▸ **Exercise objective**
Check each line of the records below for the string "AUSTHAVET", then state how many lines contain it, with no other output.

━━━ Data for processing ━━━

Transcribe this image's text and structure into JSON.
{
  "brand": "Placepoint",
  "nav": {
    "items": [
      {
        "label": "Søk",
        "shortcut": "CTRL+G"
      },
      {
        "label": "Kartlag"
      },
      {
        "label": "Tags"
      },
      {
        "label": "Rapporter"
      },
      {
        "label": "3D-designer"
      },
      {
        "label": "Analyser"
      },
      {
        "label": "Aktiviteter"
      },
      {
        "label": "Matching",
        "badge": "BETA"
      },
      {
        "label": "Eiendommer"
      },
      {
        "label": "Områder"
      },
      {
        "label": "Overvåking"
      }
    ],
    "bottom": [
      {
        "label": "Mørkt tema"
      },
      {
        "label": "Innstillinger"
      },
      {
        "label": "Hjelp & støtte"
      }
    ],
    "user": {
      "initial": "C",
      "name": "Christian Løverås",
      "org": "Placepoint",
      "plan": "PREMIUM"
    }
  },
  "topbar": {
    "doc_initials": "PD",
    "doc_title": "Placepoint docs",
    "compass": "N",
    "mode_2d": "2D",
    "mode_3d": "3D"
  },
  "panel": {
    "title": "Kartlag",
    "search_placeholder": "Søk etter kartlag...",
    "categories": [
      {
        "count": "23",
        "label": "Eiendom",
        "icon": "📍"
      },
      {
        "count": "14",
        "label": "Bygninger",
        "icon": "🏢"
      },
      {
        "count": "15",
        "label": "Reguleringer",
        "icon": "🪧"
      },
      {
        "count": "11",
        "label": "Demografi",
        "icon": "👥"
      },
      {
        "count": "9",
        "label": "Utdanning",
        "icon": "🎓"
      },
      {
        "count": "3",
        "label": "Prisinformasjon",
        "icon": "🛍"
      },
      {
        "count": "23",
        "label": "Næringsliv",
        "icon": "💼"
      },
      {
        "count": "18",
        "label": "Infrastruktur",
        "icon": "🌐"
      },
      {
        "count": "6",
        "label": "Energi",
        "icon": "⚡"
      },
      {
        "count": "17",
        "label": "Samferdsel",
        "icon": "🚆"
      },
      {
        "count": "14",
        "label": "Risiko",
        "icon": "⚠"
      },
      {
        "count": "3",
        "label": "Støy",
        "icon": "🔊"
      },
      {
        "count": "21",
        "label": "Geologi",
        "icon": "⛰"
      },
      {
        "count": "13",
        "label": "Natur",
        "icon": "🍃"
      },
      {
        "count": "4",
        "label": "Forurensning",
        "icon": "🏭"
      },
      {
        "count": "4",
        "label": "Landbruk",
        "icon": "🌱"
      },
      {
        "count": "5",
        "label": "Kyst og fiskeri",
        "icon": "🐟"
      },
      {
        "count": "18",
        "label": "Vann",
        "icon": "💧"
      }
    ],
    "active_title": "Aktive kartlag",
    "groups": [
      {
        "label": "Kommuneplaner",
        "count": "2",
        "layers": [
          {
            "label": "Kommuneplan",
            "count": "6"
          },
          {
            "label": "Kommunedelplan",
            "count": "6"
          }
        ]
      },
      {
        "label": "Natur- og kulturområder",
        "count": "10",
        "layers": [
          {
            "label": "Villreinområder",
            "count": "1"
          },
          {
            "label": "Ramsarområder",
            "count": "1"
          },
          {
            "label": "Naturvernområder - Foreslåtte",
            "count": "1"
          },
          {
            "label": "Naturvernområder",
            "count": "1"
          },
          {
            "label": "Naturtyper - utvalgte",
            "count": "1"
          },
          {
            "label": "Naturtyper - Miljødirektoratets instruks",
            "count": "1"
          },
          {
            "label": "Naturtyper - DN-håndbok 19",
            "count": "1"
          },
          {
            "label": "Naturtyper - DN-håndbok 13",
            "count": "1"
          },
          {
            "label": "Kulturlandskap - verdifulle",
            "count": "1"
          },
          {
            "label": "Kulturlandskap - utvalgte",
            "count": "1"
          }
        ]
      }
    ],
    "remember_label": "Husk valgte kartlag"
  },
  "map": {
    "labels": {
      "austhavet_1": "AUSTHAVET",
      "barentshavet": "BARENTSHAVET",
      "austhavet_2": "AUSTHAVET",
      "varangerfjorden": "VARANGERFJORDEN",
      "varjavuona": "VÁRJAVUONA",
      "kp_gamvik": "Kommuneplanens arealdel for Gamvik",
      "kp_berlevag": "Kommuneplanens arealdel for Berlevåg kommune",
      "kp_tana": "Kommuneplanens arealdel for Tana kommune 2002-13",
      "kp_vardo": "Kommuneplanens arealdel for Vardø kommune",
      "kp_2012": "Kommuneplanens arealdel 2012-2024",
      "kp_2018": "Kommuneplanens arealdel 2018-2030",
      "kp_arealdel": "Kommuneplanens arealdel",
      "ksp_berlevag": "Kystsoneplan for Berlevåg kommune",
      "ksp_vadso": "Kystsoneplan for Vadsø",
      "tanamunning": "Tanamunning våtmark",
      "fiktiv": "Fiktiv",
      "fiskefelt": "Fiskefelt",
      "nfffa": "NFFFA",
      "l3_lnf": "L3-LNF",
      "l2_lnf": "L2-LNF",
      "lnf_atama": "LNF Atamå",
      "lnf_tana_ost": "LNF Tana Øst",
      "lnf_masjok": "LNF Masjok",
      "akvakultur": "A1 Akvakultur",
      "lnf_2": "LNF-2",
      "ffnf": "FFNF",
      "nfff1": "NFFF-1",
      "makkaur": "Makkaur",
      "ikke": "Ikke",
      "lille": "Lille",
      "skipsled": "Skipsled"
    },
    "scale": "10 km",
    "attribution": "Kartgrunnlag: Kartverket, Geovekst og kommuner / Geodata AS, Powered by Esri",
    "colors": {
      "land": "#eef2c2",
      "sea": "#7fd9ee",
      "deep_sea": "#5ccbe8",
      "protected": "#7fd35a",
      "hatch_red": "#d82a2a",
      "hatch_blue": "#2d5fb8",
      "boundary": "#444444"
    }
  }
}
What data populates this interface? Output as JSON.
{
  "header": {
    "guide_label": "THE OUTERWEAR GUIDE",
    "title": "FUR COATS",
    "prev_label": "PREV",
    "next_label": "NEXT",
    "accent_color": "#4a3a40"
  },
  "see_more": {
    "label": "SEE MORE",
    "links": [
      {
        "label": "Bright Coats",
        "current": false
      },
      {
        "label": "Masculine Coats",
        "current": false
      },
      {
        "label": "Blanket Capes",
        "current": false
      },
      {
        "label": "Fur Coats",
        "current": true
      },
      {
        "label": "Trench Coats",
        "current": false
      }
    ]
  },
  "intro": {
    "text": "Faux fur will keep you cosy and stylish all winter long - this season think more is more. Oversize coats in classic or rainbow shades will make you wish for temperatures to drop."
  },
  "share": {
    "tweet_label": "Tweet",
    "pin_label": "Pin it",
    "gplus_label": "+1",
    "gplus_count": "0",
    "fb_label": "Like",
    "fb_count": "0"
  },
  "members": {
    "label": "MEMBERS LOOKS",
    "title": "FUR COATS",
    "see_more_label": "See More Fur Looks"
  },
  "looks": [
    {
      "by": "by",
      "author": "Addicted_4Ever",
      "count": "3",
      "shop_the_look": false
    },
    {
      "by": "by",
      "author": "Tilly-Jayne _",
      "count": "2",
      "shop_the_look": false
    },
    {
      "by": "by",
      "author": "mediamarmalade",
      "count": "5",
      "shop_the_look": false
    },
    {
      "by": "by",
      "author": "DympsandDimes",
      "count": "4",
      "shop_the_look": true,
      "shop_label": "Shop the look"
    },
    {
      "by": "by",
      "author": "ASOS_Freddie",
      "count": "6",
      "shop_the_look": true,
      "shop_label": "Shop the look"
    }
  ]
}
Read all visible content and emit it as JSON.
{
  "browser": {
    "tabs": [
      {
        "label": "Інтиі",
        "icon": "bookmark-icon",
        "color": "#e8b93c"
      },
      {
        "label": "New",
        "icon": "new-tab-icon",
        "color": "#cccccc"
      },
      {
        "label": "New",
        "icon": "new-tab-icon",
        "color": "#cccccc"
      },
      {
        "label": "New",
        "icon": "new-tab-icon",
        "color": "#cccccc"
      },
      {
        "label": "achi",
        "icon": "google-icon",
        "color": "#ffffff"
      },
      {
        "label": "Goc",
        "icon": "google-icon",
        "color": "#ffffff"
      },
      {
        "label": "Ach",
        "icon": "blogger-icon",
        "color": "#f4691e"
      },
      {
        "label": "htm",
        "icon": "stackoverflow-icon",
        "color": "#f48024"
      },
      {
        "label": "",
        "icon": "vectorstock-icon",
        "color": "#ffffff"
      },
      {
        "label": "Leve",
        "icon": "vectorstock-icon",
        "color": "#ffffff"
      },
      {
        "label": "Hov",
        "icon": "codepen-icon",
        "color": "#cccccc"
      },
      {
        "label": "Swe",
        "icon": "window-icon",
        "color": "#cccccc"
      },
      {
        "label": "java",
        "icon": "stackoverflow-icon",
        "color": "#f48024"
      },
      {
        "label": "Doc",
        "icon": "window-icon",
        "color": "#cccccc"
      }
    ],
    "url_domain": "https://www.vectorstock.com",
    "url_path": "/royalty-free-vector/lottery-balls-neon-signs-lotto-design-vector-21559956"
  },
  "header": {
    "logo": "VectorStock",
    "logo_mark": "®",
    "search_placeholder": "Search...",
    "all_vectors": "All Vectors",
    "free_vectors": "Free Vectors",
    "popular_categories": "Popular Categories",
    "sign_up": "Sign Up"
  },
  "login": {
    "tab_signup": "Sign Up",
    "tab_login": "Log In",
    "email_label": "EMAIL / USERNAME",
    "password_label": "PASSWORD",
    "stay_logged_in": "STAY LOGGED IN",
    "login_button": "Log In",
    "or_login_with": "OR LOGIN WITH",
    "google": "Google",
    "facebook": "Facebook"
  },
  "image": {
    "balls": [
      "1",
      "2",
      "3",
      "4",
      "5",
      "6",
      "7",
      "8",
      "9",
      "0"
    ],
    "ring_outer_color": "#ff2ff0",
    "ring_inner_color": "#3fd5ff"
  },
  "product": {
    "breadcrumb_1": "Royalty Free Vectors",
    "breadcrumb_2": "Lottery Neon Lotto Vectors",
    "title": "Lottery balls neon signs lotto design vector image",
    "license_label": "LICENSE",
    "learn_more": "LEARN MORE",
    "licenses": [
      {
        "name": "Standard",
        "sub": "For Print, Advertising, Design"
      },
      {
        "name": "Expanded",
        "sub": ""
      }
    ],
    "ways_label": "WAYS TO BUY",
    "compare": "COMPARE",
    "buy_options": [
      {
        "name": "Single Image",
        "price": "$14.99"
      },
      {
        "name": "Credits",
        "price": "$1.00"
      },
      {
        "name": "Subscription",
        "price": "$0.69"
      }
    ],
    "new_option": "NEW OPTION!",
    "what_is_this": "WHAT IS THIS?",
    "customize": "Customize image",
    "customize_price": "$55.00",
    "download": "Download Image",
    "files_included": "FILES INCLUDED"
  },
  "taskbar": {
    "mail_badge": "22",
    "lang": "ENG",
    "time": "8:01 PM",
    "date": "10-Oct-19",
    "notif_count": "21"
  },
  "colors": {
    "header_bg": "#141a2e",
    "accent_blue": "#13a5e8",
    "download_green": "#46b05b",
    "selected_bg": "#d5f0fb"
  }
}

━━━

▸ **Answer**
2